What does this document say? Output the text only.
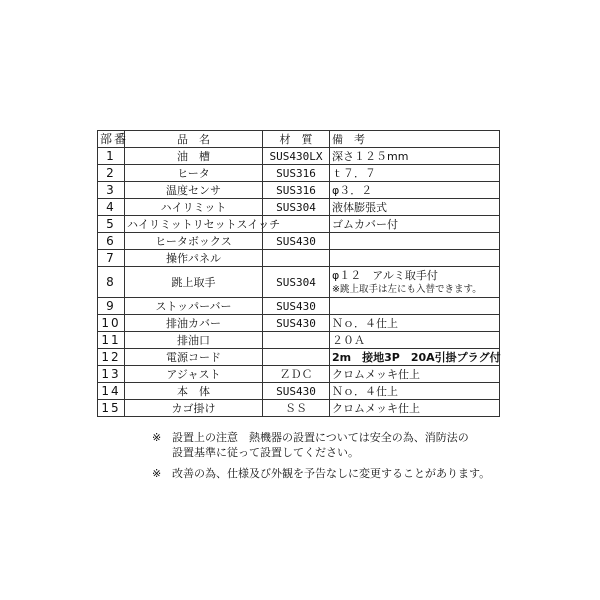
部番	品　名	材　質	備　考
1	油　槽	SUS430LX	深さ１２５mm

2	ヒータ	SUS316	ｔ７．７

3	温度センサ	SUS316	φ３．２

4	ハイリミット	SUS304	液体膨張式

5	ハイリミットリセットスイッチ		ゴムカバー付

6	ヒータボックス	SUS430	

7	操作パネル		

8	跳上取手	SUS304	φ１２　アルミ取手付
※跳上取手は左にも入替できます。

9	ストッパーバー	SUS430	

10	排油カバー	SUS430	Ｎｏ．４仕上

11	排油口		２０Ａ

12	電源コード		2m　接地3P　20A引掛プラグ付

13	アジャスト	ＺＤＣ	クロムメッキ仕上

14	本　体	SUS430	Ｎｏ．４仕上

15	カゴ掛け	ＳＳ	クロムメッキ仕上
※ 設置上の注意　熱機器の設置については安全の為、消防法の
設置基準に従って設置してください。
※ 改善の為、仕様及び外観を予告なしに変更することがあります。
========
> [WHAT YOU NEED TO DO]: Identify and extract each line of the listing that contains "クロムメッキ仕上".

> [EXERCISE RESULT]:
13	アジャスト	ＺＤＣ	クロムメッキ仕上
15	カゴ掛け	ＳＳ	クロムメッキ仕上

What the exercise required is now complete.